Each record needs to be echoed exactly; can you do that?

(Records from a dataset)
....
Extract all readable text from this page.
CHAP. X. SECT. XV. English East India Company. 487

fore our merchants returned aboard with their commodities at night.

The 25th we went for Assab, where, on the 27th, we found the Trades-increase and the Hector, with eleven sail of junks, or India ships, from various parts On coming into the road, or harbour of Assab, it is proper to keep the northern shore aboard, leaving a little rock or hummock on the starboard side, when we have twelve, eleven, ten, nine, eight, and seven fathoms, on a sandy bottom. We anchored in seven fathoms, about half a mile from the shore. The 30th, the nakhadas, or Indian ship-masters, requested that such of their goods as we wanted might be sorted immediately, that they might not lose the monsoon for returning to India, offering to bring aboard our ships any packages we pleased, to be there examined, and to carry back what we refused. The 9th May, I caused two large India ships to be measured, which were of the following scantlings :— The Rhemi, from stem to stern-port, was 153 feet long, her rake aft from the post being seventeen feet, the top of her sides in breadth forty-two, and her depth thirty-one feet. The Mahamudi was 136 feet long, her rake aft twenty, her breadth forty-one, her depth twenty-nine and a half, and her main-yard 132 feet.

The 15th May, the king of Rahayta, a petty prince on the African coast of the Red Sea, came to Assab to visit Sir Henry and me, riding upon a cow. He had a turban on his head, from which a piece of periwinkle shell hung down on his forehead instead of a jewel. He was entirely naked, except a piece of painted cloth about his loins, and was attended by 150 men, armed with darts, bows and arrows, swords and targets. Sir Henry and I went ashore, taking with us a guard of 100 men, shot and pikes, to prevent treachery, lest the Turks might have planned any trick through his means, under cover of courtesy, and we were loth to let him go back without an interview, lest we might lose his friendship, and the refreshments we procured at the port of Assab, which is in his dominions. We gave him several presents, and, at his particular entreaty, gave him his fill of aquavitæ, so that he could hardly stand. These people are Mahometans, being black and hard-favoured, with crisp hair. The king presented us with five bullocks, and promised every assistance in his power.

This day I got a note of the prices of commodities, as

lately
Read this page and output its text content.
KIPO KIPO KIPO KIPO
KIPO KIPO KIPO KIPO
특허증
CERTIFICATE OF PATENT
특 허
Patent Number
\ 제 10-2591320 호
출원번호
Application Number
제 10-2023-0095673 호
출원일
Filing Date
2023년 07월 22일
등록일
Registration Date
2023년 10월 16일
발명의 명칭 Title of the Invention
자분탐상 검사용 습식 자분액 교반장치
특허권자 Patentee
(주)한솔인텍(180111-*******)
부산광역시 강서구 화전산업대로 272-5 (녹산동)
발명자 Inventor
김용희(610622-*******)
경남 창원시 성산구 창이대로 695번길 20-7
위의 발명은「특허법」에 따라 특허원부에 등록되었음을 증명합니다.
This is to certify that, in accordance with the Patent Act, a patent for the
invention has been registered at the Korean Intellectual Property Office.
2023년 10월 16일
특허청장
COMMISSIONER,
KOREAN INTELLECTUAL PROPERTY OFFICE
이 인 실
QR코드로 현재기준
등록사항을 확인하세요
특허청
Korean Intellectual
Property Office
....
▶ Expected answer:
Extract all readable text from this page.
CHAP. X. SECT. XV. English East India Company. 487

fore our merchants returned aboard with their commodities at night.

The 25th we went for Assab, where, on the 27th, we found the Trades-increase and the Hector, with eleven sail of junks, or India ships, from various parts On coming into the road, or harbour of Assab, it is proper to keep the northern shore aboard, leaving a little rock or hummock on the starboard side, when we have twelve, eleven, ten, nine, eight, and seven fathoms, on a sandy bottom. We anchored in seven fathoms, about half a mile from the shore. The 30th, the nakhadas, or Indian ship-masters, requested that such of their goods as we wanted might be sorted immediately, that they might not lose the monsoon for returning to India, offering to bring aboard our ships any packages we pleased, to be there examined, and to carry back what we refused. The 9th May, I caused two large India ships to be measured, which were of the following scantlings :— The Rhemi, from stem to stern-port, was 153 feet long, her rake aft from the post being seventeen feet, the top of her sides in breadth forty-two, and her depth thirty-one feet. The Mahamudi was 136 feet long, her rake aft twenty, her breadth forty-one, her depth twenty-nine and a half, and her main-yard 132 feet.

The 15th May, the king of Rahayta, a petty prince on the African coast of the Red Sea, came to Assab to visit Sir Henry and me, riding upon a cow. He had a turban on his head, from which a piece of periwinkle shell hung down on his forehead instead of a jewel. He was entirely naked, except a piece of painted cloth about his loins, and was attended by 150 men, armed with darts, bows and arrows, swords and targets. Sir Henry and I went ashore, taking with us a guard of 100 men, shot and pikes, to prevent treachery, lest the Turks might have planned any trick through his means, under cover of courtesy, and we were loth to let him go back without an interview, lest we might lose his friendship, and the refreshments we procured at the port of Assab, which is in his dominions. We gave him several presents, and, at his particular entreaty, gave him his fill of aquavitæ, so that he could hardly stand. These people are Mahometans, being black and hard-favoured, with crisp hair. The king presented us with five bullocks, and promised every assistance in his power.

This day I got a note of the prices of commodities, as

lately
Read this page and output its text content.
KIPO KIPO KIPO KIPO
KIPO KIPO KIPO KIPO
특허증
CERTIFICATE OF PATENT
특 허
Patent Number
\ 제 10-2591320 호
출원번호
Application Number
제 10-2023-0095673 호
출원일
Filing Date
2023년 07월 22일
등록일
Registration Date
2023년 10월 16일
발명의 명칭 Title of the Invention
자분탐상 검사용 습식 자분액 교반장치
특허권자 Patentee
(주)한솔인텍(180111-*******)
부산광역시 강서구 화전산업대로 272-5 (녹산동)
발명자 Inventor
김용희(610622-*******)
경남 창원시 성산구 창이대로 695번길 20-7
위의 발명은「특허법」에 따라 특허원부에 등록되었음을 증명합니다.
This is to certify that, in accordance with the Patent Act, a patent for the
invention has been registered at the Korean Intellectual Property Office.
2023년 10월 16일
특허청장
COMMISSIONER,
KOREAN INTELLECTUAL PROPERTY OFFICE
이 인 실
QR코드로 현재기준
등록사항을 확인하세요
특허청
Korean Intellectual
Property Office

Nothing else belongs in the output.